[begin THE DATA]

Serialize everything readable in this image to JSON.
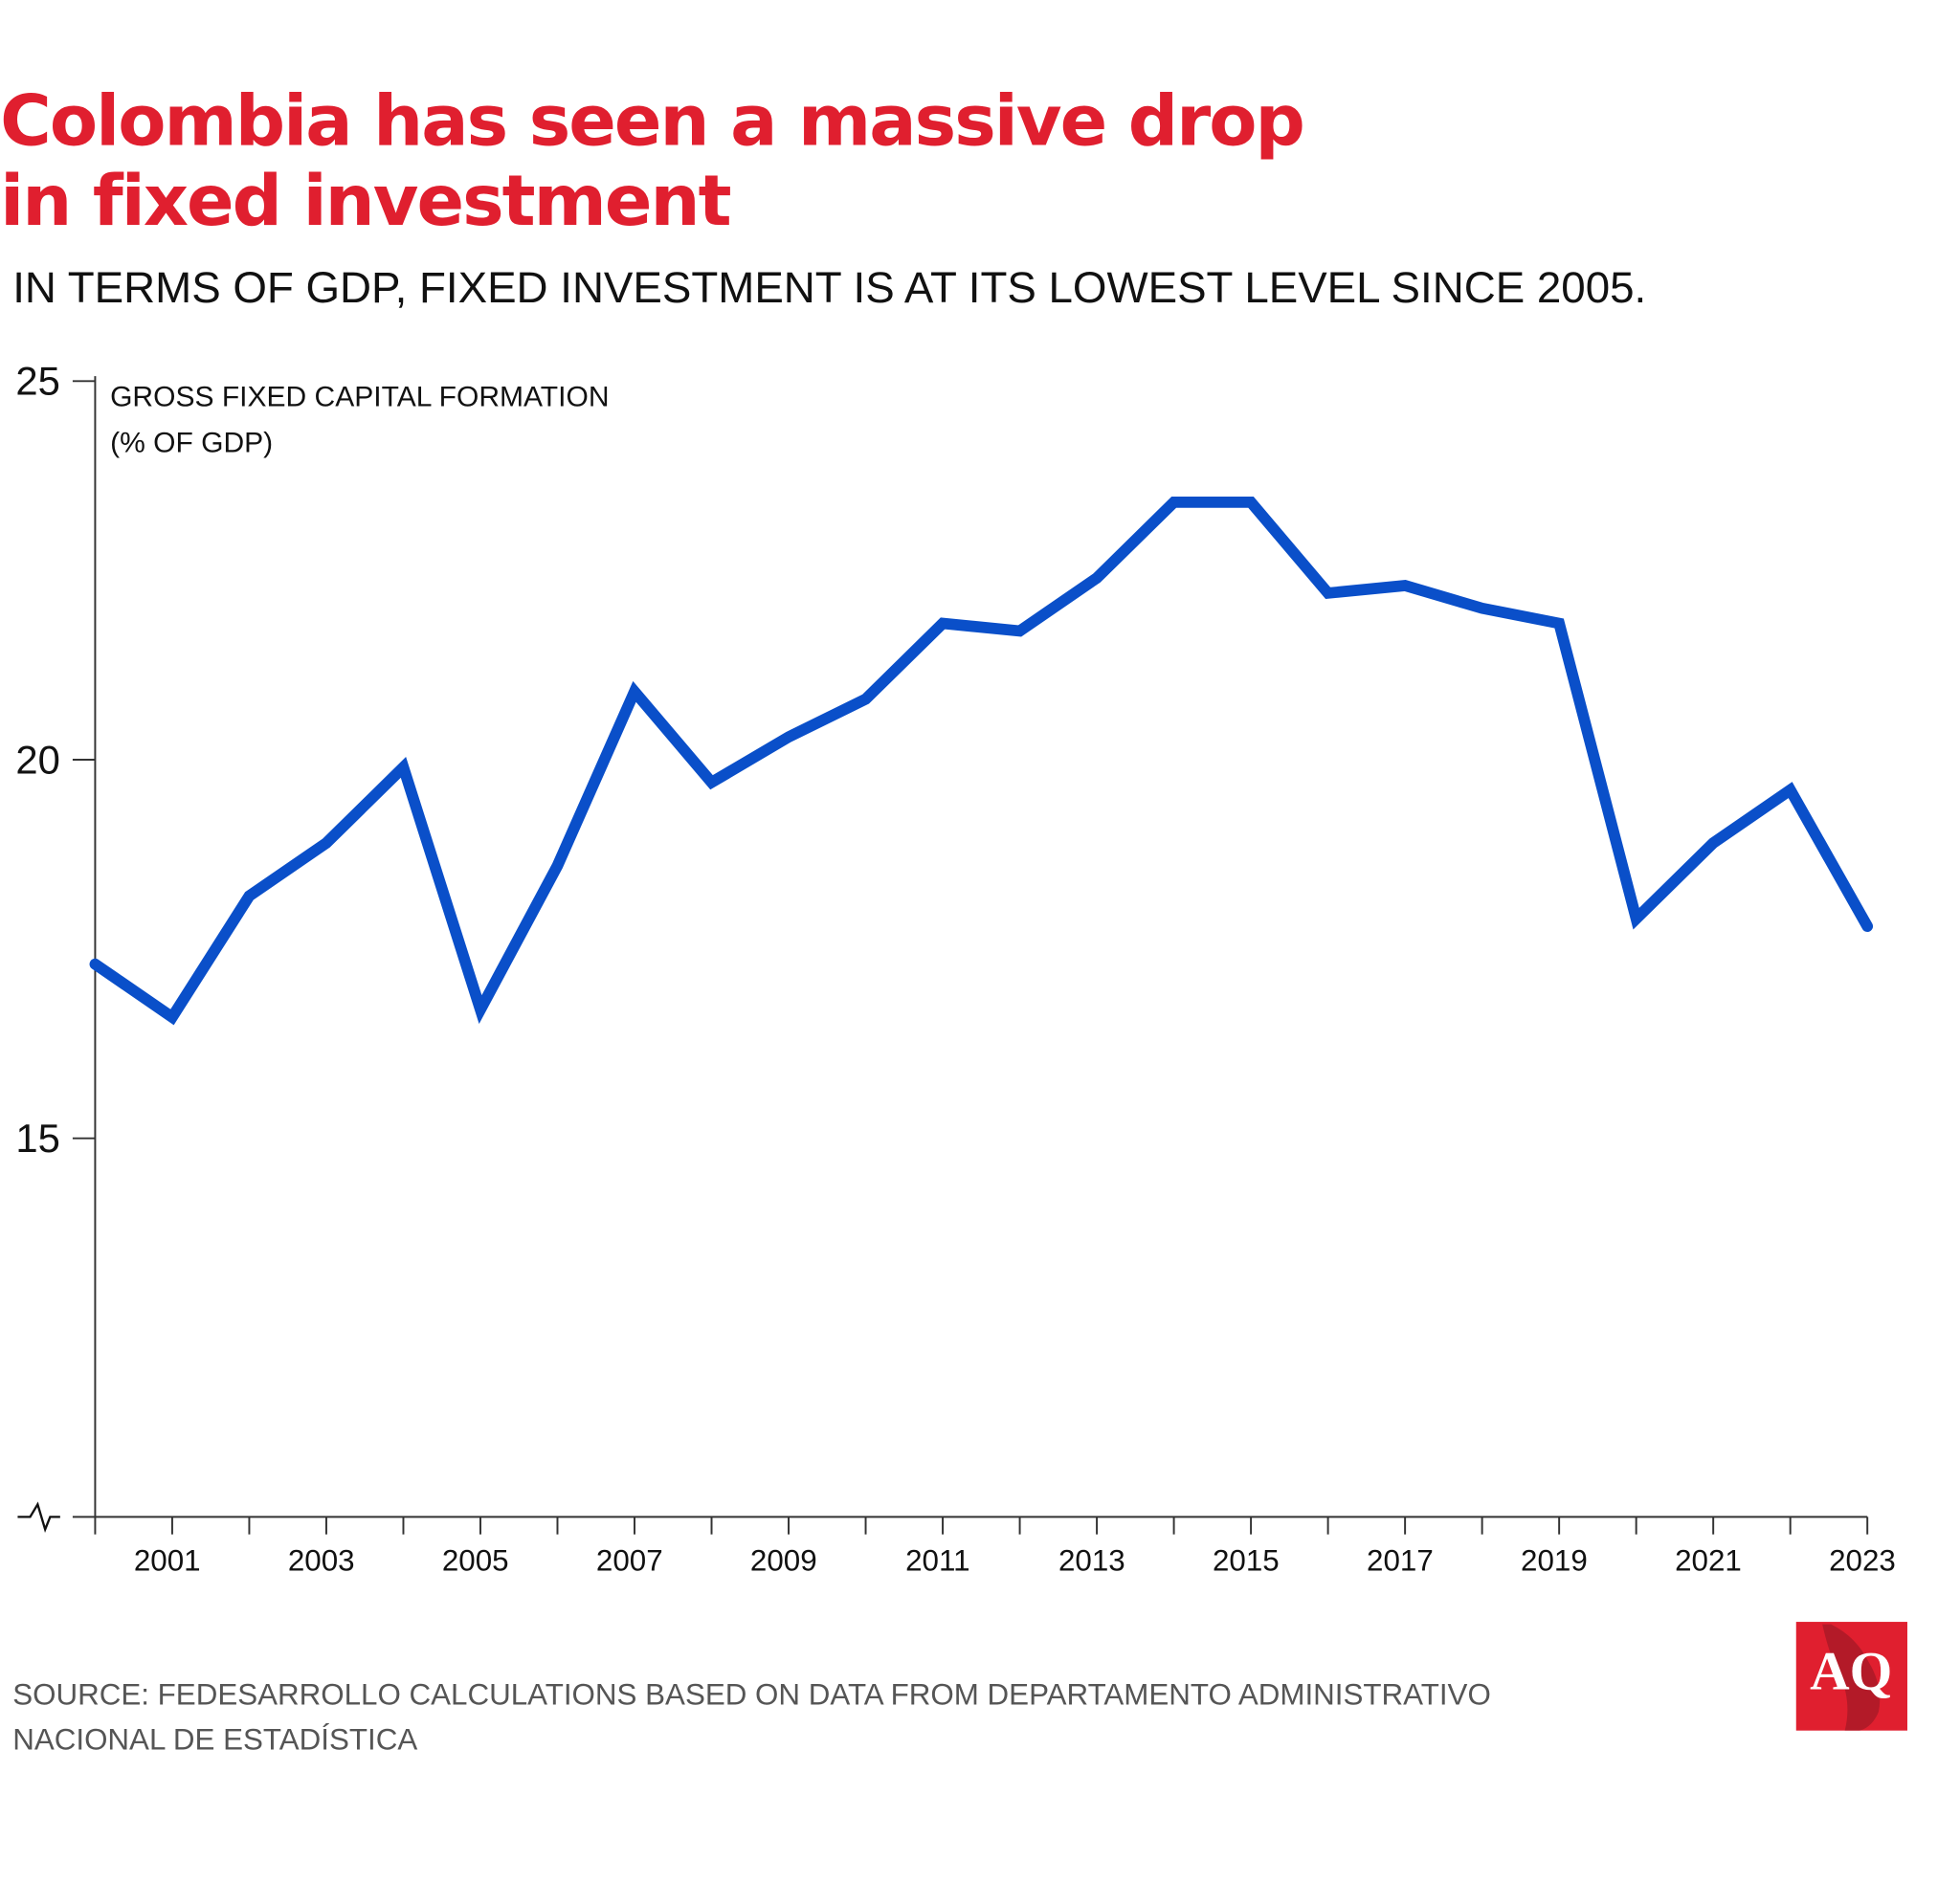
{
  "title_line1": "Colombia has seen a massive drop",
  "title_line2": "in fixed investment",
  "subtitle": "IN TERMS OF GDP, FIXED INVESTMENT IS AT ITS LOWEST LEVEL SINCE 2005.",
  "source_line1": "SOURCE: FEDESARROLLO CALCULATIONS BASED ON DATA FROM DEPARTAMENTO ADMINISTRATIVO",
  "source_line2": "NACIONAL DE ESTADÍSTICA",
  "logo_text": "AQ",
  "colors": {
    "title": "#e01f2f",
    "line": "#0a4fc9",
    "logo": "#e01f2f"
  },
  "chart_data": {
    "type": "line",
    "ylabel_line1": "GROSS FIXED CAPITAL FORMATION",
    "ylabel_line2": "(% OF GDP)",
    "ylim": [
      10,
      25
    ],
    "y_axis_break": true,
    "yticks": [
      15,
      20,
      25
    ],
    "xlim": [
      2000,
      2023
    ],
    "xtick_labels": [
      "2001",
      "2003",
      "2005",
      "2007",
      "2009",
      "2011",
      "2013",
      "2015",
      "2017",
      "2019",
      "2021",
      "2023"
    ],
    "grid": false,
    "x": [
      2000,
      2001,
      2002,
      2003,
      2004,
      2005,
      2006,
      2007,
      2008,
      2009,
      2010,
      2011,
      2012,
      2013,
      2014,
      2015,
      2016,
      2017,
      2018,
      2019,
      2020,
      2021,
      2022,
      2023
    ],
    "values": [
      17.3,
      16.6,
      18.2,
      18.9,
      19.9,
      16.7,
      18.6,
      20.9,
      19.7,
      20.3,
      20.8,
      21.8,
      21.7,
      22.4,
      23.4,
      23.4,
      22.2,
      22.3,
      22.0,
      21.8,
      17.9,
      18.9,
      19.6,
      17.8
    ]
  }
}
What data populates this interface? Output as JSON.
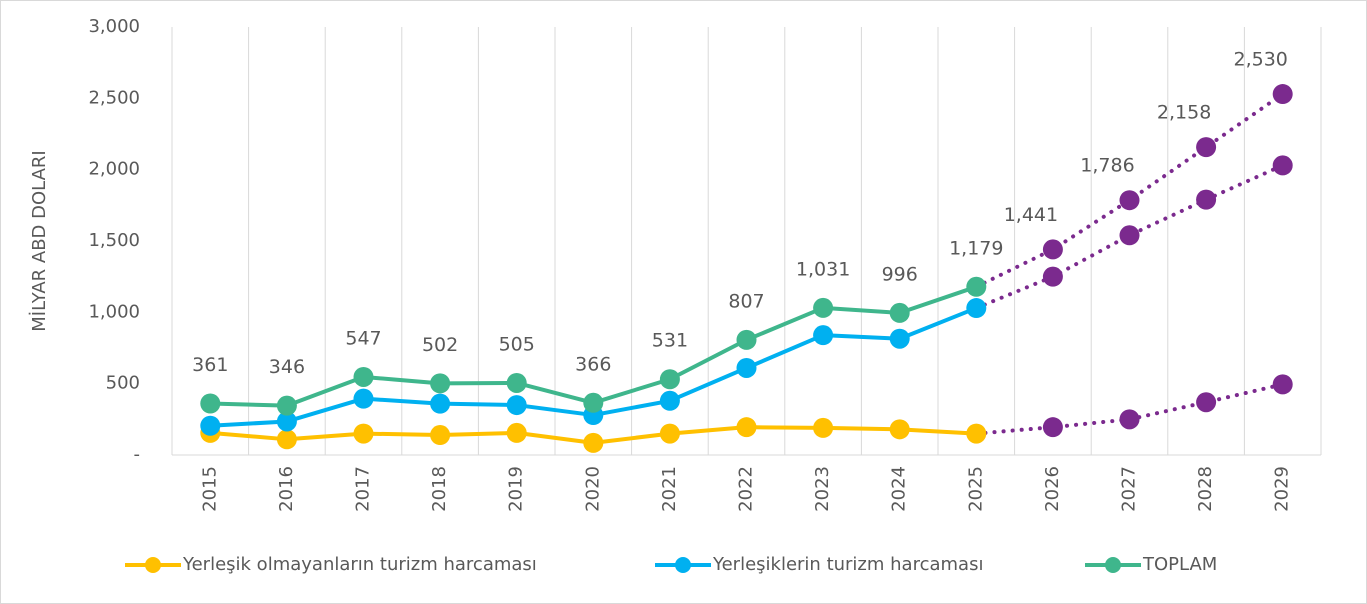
{
  "chart_data": {
    "type": "line",
    "y_axis_label": "MİLYAR ABD DOLARI",
    "categories": [
      "2015",
      "2016",
      "2017",
      "2018",
      "2019",
      "2020",
      "2021",
      "2022",
      "2023",
      "2024",
      "2025",
      "2026",
      "2027",
      "2028",
      "2029"
    ],
    "ylim": [
      0,
      3000
    ],
    "yticks": [
      {
        "value": 0,
        "label": "-"
      },
      500,
      {
        "value": 1000,
        "label": "1,000"
      },
      {
        "value": 1500,
        "label": "1,500"
      },
      {
        "value": 2000,
        "label": "2,000"
      },
      {
        "value": 2500,
        "label": "2,500"
      },
      {
        "value": 3000,
        "label": "3,000"
      }
    ],
    "grid": "x",
    "forecast_color": "#7b2a8e",
    "series": [
      {
        "name": "Yerleşik olmayanların turizm harcaması",
        "color": "#ffc000",
        "values": [
          155,
          110,
          150,
          140,
          155,
          85,
          150,
          195,
          190,
          180,
          150,
          null,
          null,
          null,
          null
        ],
        "forecast_values": [
          null,
          null,
          null,
          null,
          null,
          null,
          null,
          null,
          null,
          null,
          null,
          195,
          250,
          370,
          495
        ]
      },
      {
        "name": "Yerleşiklerin turizm harcaması",
        "color": "#00b0f0",
        "values": [
          205,
          235,
          395,
          360,
          350,
          280,
          380,
          610,
          840,
          815,
          1030,
          null,
          null,
          null,
          null
        ],
        "forecast_values": [
          null,
          null,
          null,
          null,
          null,
          null,
          null,
          null,
          null,
          null,
          null,
          1250,
          1540,
          1790,
          2030
        ]
      },
      {
        "name": "TOPLAM",
        "color": "#3fb68c",
        "values": [
          361,
          346,
          547,
          502,
          505,
          366,
          531,
          807,
          1031,
          996,
          1179,
          null,
          null,
          null,
          null
        ],
        "value_labels": [
          "361",
          "346",
          "547",
          "502",
          "505",
          "366",
          "531",
          "807",
          "1,031",
          "996",
          "1,179",
          null,
          null,
          null,
          null
        ],
        "forecast_values": [
          null,
          null,
          null,
          null,
          null,
          null,
          null,
          null,
          null,
          null,
          null,
          1441,
          1786,
          2158,
          2530
        ],
        "forecast_value_labels": [
          null,
          null,
          null,
          null,
          null,
          null,
          null,
          null,
          null,
          null,
          null,
          "1,441",
          "1,786",
          "2,158",
          "2,530"
        ]
      }
    ]
  }
}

[end THE DATA]

== SHORT TASK ==
Reproduce all of the data exactly; the pictures do not belong in the copy.

== RESPONSE BELOW ==
Serialize everything readable in this image to JSON.
{
  "title_line1": "Colombia has seen a massive drop",
  "title_line2": "in fixed investment",
  "subtitle": "IN TERMS OF GDP, FIXED INVESTMENT IS AT ITS LOWEST LEVEL SINCE 2005.",
  "source_line1": "SOURCE: FEDESARROLLO CALCULATIONS BASED ON DATA FROM DEPARTAMENTO ADMINISTRATIVO",
  "source_line2": "NACIONAL DE ESTADÍSTICA",
  "logo_text": "AQ",
  "colors": {
    "title": "#e01f2f",
    "line": "#0a4fc9",
    "logo": "#e01f2f"
  },
  "chart_data": {
    "type": "line",
    "ylabel_line1": "GROSS FIXED CAPITAL FORMATION",
    "ylabel_line2": "(% OF GDP)",
    "ylim": [
      10,
      25
    ],
    "y_axis_break": true,
    "yticks": [
      15,
      20,
      25
    ],
    "xlim": [
      2000,
      2023
    ],
    "xtick_labels": [
      "2001",
      "2003",
      "2005",
      "2007",
      "2009",
      "2011",
      "2013",
      "2015",
      "2017",
      "2019",
      "2021",
      "2023"
    ],
    "grid": false,
    "x": [
      2000,
      2001,
      2002,
      2003,
      2004,
      2005,
      2006,
      2007,
      2008,
      2009,
      2010,
      2011,
      2012,
      2013,
      2014,
      2015,
      2016,
      2017,
      2018,
      2019,
      2020,
      2021,
      2022,
      2023
    ],
    "values": [
      17.3,
      16.6,
      18.2,
      18.9,
      19.9,
      16.7,
      18.6,
      20.9,
      19.7,
      20.3,
      20.8,
      21.8,
      21.7,
      22.4,
      23.4,
      23.4,
      22.2,
      22.3,
      22.0,
      21.8,
      17.9,
      18.9,
      19.6,
      17.8
    ]
  }
}
What data populates this interface? Output as JSON.
{
  "chart_data": {
    "type": "line",
    "y_axis_label": "MİLYAR ABD DOLARI",
    "categories": [
      "2015",
      "2016",
      "2017",
      "2018",
      "2019",
      "2020",
      "2021",
      "2022",
      "2023",
      "2024",
      "2025",
      "2026",
      "2027",
      "2028",
      "2029"
    ],
    "ylim": [
      0,
      3000
    ],
    "yticks": [
      {
        "value": 0,
        "label": "-"
      },
      500,
      {
        "value": 1000,
        "label": "1,000"
      },
      {
        "value": 1500,
        "label": "1,500"
      },
      {
        "value": 2000,
        "label": "2,000"
      },
      {
        "value": 2500,
        "label": "2,500"
      },
      {
        "value": 3000,
        "label": "3,000"
      }
    ],
    "grid": "x",
    "forecast_color": "#7b2a8e",
    "series": [
      {
        "name": "Yerleşik olmayanların turizm harcaması",
        "color": "#ffc000",
        "values": [
          155,
          110,
          150,
          140,
          155,
          85,
          150,
          195,
          190,
          180,
          150,
          null,
          null,
          null,
          null
        ],
        "forecast_values": [
          null,
          null,
          null,
          null,
          null,
          null,
          null,
          null,
          null,
          null,
          null,
          195,
          250,
          370,
          495
        ]
      },
      {
        "name": "Yerleşiklerin turizm harcaması",
        "color": "#00b0f0",
        "values": [
          205,
          235,
          395,
          360,
          350,
          280,
          380,
          610,
          840,
          815,
          1030,
          null,
          null,
          null,
          null
        ],
        "forecast_values": [
          null,
          null,
          null,
          null,
          null,
          null,
          null,
          null,
          null,
          null,
          null,
          1250,
          1540,
          1790,
          2030
        ]
      },
      {
        "name": "TOPLAM",
        "color": "#3fb68c",
        "values": [
          361,
          346,
          547,
          502,
          505,
          366,
          531,
          807,
          1031,
          996,
          1179,
          null,
          null,
          null,
          null
        ],
        "value_labels": [
          "361",
          "346",
          "547",
          "502",
          "505",
          "366",
          "531",
          "807",
          "1,031",
          "996",
          "1,179",
          null,
          null,
          null,
          null
        ],
        "forecast_values": [
          null,
          null,
          null,
          null,
          null,
          null,
          null,
          null,
          null,
          null,
          null,
          1441,
          1786,
          2158,
          2530
        ],
        "forecast_value_labels": [
          null,
          null,
          null,
          null,
          null,
          null,
          null,
          null,
          null,
          null,
          null,
          "1,441",
          "1,786",
          "2,158",
          "2,530"
        ]
      }
    ]
  }
}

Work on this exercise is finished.